### Actions to take:
**1.** In the Ampere discussion, rewrite the paragraph beginning "Tensor cores take only about 10%" as a brief list that keeps its main facts.
**2.** Decide whether each statement agrees with the Ampere discussion. Answer yes or no and quote the deciding words.
(a) The Graphcore AI processor has 59.4 billion transistors on 823 mm2.
(b) One post claims N7+ lacks options that vanilla N7 offers.
(c) Tensor cores take about 20% of the die in Turing.
**3.** Carry the Ampere discussion forward, starting right after its final post.
---- Quoted text
Nvidia Ampere Discussion [2020-05-14]

The relative high transistor density of the A100, might possibly be a result from switching to the latest N7+ process.
Nah, it's due to all the MAC piles required for GEMM going brrrrr at alarming speeds.
See any other ML part; they all hit very nice density figures for their respective nodes.
Edit: I'm probably wrong about this as N7+ seems to be high density and not high performance.
Nah N7+ has all the same options as vanilla N7.
 
Nah, it's due to all the MAC piles required for GEMM going brrrrr at alarming speeds.
See any other ML part; they all hit very nice density figures for their respective nodes.
Tensor cores take only about 10% of the die in Turing, even if that would be 20% for Ampere, that can not explain the high transistor density.

Nah N7+ has all the same options as vanilla N7.
If that is the case, N7+ is a more plausible explanation for the high density compared to vanilla N7.
 
Last edited:
Just read about this new Graphcore AI processor, eclipsing the A100, with 59,4 billion transistors on 823 mm2.
--------
---- Material
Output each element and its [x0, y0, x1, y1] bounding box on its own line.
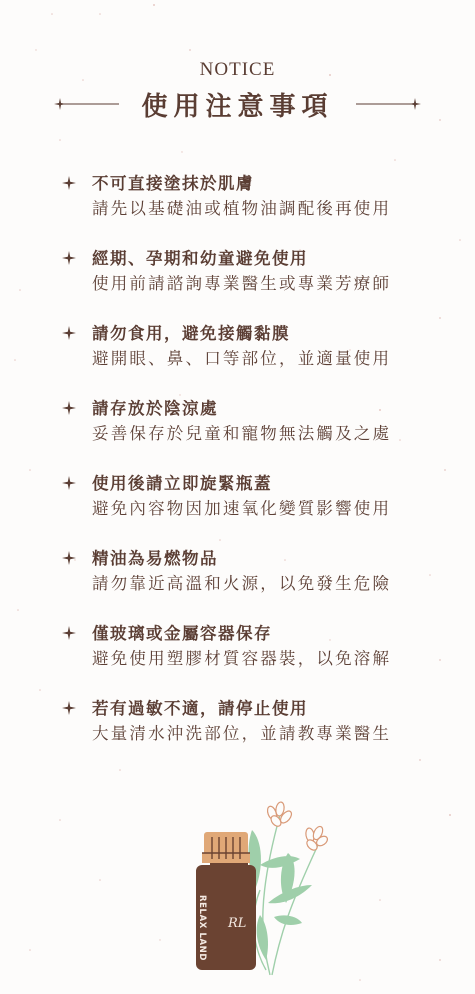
--------
### Answers to the tasks:
**1.**
- Tensor cores occupy only about 10% of the die in Turing.
- Even at 20% for Ampere, they cannot explain the high transistor density.

**2.**
(a) Yes: "with 59,4 billion transistors on 823 mm2."
(b) No: "Nah N7+ has all the same options as vanilla N7."
(c) No: "Tensor cores take only about 10% of the die in Turing"

**3.**
That is a transistor density of 72 MT/mm2.
As this is more than the max of 66,7 MT/mm2 for vanilla 7nm, this also must be using N7+.
The high density is a result of the 900 MB on chip memory this Graphcore has.
1 bit of SRAM requires 6 transistors, so the 900 MB translates to 43,2 B transistors...
 
Last edited:
Just read about this new Graphcore AI processor, eclipsing the A100, with 59,4 billion transistors on 823 mm2.
That is a transistor density of 72 MT/mm2.
As this is more than the max of 66,7 MT/mm2 for vanilla 7nm, this also must be using N7+.
The high density is a result of the 900 MB on chip memory this Graphcore has.
1 bit of SRAM requires 6 transistors, so the 900 MB translates to 43,2 B transistors...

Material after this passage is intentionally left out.